_Written task:_
Each line of the data that includes the string "bättre" is to be copied out.

_Data supplied:_
────────────────────────────────────────
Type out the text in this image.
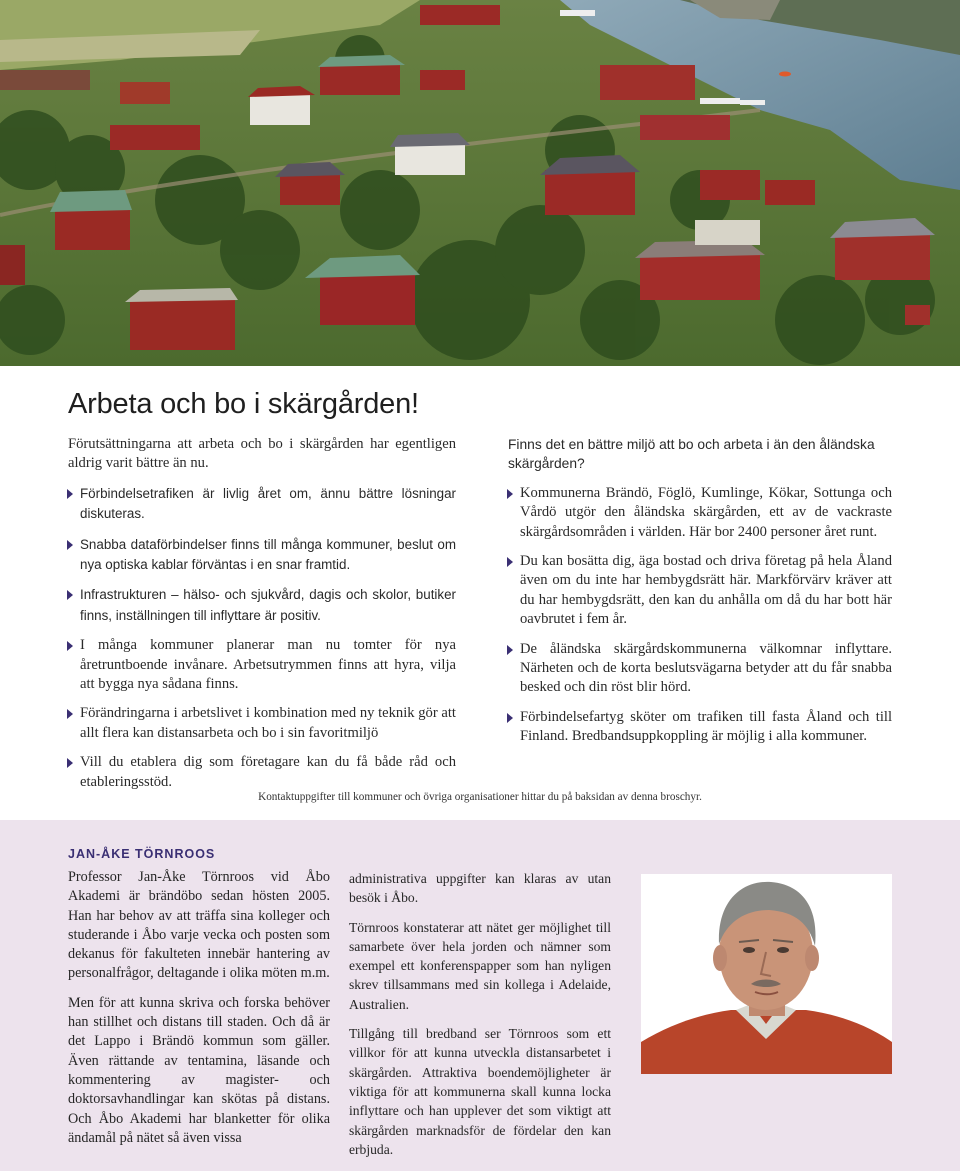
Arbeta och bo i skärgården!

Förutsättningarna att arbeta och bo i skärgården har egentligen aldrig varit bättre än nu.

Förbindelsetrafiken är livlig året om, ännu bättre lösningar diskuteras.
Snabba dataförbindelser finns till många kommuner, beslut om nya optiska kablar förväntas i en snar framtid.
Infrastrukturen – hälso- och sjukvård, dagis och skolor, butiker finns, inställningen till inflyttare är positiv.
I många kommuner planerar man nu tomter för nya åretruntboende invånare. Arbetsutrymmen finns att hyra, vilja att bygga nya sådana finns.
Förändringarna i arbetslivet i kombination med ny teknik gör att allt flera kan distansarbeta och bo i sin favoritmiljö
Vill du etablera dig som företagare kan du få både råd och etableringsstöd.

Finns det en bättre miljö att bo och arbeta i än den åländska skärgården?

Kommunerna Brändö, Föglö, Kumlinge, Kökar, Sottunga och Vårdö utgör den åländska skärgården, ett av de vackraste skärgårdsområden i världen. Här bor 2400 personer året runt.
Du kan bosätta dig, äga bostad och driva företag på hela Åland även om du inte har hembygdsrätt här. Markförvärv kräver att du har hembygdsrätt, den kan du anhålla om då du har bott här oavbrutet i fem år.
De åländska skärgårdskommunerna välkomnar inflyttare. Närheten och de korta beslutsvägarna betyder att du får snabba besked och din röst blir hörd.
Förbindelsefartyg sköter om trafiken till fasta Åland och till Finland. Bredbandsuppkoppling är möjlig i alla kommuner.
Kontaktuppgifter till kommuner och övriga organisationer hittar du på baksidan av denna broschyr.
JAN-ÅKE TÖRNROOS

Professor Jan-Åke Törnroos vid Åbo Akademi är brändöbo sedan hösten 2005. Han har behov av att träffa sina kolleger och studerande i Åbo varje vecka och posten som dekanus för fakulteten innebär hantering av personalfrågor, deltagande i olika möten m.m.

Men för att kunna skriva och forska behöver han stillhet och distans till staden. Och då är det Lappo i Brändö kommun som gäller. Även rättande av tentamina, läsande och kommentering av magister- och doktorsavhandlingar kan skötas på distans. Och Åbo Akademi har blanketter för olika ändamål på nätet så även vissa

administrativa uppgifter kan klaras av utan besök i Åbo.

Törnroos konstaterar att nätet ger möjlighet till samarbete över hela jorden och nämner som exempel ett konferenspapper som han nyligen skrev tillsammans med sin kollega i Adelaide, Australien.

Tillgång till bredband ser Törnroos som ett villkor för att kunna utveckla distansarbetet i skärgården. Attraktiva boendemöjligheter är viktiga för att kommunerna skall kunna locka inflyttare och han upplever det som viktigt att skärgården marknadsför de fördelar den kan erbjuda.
────────────────────────────────────────
_Solution:_
Förutsättningarna att arbeta och bo i skärgården har egentligen aldrig varit bättre än nu.
Förbindelsetrafiken är livlig året om, ännu bättre lösningar diskuteras.
Finns det en bättre miljö att bo och arbeta i än den åländska skärgården?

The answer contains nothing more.